● STATED PROBLEM:
Write out exactly, with no other output, the lines below from the one that contains "Transcribe this image's" through the end.

### EXERCISE MATERIAL

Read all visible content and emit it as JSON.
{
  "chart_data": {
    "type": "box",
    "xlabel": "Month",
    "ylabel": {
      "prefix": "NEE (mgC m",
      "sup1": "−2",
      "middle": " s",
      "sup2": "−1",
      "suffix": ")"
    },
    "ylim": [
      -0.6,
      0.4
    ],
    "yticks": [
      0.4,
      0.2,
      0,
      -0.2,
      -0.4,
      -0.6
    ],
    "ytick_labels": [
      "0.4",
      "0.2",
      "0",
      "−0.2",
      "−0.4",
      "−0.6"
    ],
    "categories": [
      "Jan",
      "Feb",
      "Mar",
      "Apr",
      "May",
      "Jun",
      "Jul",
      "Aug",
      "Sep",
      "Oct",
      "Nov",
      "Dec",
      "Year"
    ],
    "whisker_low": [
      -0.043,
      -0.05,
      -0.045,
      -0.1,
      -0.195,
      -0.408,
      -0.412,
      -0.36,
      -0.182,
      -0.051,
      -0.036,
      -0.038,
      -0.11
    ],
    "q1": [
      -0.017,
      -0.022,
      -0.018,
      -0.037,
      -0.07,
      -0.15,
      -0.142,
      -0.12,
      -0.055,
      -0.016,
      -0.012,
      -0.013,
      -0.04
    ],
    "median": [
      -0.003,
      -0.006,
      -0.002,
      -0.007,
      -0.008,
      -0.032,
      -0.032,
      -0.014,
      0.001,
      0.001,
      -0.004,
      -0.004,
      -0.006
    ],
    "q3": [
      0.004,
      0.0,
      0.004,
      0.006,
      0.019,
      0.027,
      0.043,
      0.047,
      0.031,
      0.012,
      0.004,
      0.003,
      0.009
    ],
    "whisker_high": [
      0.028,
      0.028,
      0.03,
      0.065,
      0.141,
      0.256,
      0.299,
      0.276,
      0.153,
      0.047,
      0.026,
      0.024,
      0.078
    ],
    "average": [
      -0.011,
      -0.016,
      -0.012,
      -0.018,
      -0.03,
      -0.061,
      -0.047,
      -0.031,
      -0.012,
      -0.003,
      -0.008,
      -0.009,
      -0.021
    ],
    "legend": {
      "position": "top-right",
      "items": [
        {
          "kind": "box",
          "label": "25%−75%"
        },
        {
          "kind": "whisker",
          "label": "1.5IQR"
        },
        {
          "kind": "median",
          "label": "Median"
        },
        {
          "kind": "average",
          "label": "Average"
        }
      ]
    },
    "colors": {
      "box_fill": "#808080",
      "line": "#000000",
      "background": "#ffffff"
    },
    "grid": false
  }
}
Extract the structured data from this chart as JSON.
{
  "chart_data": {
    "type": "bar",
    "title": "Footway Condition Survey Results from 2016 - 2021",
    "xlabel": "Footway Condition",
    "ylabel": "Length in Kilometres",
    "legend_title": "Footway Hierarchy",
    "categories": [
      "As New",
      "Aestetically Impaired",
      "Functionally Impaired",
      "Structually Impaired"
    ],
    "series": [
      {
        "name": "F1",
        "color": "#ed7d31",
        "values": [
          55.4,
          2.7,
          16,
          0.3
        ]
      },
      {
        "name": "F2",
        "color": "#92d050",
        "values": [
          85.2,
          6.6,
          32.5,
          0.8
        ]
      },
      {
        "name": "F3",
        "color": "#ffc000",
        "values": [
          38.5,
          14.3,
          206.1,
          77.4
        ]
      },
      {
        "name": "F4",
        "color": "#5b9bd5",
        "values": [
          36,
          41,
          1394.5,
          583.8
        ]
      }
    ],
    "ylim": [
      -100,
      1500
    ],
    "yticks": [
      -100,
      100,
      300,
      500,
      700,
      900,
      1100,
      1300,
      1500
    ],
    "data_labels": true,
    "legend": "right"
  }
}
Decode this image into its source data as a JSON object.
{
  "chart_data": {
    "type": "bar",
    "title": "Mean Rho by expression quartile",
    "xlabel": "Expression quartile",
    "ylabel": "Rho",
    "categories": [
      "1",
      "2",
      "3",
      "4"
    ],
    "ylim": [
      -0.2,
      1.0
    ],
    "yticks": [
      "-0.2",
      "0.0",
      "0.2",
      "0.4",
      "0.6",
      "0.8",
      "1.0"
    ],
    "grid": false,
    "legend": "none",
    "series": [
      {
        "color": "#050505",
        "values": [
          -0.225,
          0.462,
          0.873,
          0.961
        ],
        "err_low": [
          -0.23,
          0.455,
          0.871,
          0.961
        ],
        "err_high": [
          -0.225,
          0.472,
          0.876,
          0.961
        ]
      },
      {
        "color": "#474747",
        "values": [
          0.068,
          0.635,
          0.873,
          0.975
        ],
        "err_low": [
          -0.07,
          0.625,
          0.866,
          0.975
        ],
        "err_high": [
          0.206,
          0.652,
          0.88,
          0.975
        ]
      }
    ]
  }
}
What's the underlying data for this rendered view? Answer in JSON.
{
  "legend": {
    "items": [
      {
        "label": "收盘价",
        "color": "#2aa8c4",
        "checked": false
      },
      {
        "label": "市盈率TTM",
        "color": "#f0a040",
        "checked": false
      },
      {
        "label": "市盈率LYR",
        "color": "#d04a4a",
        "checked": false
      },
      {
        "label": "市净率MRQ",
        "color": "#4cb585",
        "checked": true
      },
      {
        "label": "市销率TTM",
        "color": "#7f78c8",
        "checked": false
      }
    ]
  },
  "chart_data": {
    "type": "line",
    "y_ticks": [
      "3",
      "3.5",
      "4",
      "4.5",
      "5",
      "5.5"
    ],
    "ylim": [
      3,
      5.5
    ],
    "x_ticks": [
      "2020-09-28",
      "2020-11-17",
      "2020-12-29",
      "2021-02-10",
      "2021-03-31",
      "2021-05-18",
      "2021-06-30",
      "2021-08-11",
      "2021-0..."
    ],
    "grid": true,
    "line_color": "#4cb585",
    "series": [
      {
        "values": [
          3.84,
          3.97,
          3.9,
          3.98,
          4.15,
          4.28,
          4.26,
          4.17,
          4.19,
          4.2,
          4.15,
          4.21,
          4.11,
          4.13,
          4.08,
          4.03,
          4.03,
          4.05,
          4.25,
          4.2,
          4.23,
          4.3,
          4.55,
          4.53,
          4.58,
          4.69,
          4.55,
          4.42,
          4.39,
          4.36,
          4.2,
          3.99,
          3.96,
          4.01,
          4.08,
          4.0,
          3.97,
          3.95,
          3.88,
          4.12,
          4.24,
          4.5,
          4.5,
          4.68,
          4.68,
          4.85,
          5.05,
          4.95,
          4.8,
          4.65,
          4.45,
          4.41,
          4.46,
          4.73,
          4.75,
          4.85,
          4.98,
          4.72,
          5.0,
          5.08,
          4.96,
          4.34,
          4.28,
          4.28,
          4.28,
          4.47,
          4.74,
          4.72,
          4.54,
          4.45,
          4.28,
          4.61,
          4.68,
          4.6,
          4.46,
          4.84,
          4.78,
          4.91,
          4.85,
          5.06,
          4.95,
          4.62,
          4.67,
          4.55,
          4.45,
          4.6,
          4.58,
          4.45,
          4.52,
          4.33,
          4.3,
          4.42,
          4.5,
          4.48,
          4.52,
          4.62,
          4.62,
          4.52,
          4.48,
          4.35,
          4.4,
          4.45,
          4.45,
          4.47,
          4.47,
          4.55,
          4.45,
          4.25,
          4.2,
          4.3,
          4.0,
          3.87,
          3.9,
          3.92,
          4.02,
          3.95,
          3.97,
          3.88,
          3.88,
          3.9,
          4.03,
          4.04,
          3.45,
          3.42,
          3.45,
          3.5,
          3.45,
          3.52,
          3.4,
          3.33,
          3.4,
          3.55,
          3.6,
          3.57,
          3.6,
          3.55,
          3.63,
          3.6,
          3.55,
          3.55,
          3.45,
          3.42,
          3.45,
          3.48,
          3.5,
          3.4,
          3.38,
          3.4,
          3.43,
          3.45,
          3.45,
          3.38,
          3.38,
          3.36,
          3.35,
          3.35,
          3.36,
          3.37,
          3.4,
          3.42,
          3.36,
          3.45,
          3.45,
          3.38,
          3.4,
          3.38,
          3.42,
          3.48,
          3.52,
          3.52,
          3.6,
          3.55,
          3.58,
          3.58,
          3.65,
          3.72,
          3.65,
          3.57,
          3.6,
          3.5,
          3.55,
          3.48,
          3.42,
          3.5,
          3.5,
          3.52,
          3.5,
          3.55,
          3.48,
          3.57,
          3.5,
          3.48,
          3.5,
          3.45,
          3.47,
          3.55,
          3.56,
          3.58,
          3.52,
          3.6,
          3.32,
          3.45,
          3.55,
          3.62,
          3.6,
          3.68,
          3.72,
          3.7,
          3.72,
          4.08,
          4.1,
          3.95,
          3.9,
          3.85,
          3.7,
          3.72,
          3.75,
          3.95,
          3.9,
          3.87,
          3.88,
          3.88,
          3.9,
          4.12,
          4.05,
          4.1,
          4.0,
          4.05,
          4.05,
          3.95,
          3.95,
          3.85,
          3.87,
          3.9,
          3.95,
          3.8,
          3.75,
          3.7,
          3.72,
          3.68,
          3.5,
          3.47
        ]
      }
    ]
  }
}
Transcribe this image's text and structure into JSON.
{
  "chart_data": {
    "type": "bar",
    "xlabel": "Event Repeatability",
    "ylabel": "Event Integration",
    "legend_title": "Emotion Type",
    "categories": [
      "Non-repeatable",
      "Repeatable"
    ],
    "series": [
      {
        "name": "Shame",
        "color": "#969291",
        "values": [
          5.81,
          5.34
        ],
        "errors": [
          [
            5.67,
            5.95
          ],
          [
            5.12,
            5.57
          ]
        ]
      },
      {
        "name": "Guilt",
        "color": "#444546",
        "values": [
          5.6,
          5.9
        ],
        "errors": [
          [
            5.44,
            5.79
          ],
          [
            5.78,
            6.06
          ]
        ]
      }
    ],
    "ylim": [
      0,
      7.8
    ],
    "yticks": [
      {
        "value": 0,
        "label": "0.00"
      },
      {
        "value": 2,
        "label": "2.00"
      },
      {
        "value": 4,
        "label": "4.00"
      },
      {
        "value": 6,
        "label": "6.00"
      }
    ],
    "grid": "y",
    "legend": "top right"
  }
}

######

● THE RESULT:
Transcribe this image's text and structure into JSON.
{
  "chart_data": {
    "type": "bar",
    "xlabel": "Event Repeatability",
    "ylabel": "Event Integration",
    "legend_title": "Emotion Type",
    "categories": [
      "Non-repeatable",
      "Repeatable"
    ],
    "series": [
      {
        "name": "Shame",
        "color": "#969291",
        "values": [
          5.81,
          5.34
        ],
        "errors": [
          [
            5.67,
            5.95
          ],
          [
            5.12,
            5.57
          ]
        ]
      },
      {
        "name": "Guilt",
        "color": "#444546",
        "values": [
          5.6,
          5.9
        ],
        "errors": [
          [
            5.44,
            5.79
          ],
          [
            5.78,
            6.06
          ]
        ]
      }
    ],
    "ylim": [
      0,
      7.8
    ],
    "yticks": [
      {
        "value": 0,
        "label": "0.00"
      },
      {
        "value": 2,
        "label": "2.00"
      },
      {
        "value": 4,
        "label": "4.00"
      },
      {
        "value": 6,
        "label": "6.00"
      }
    ],
    "grid": "y",
    "legend": "top right"
  }
}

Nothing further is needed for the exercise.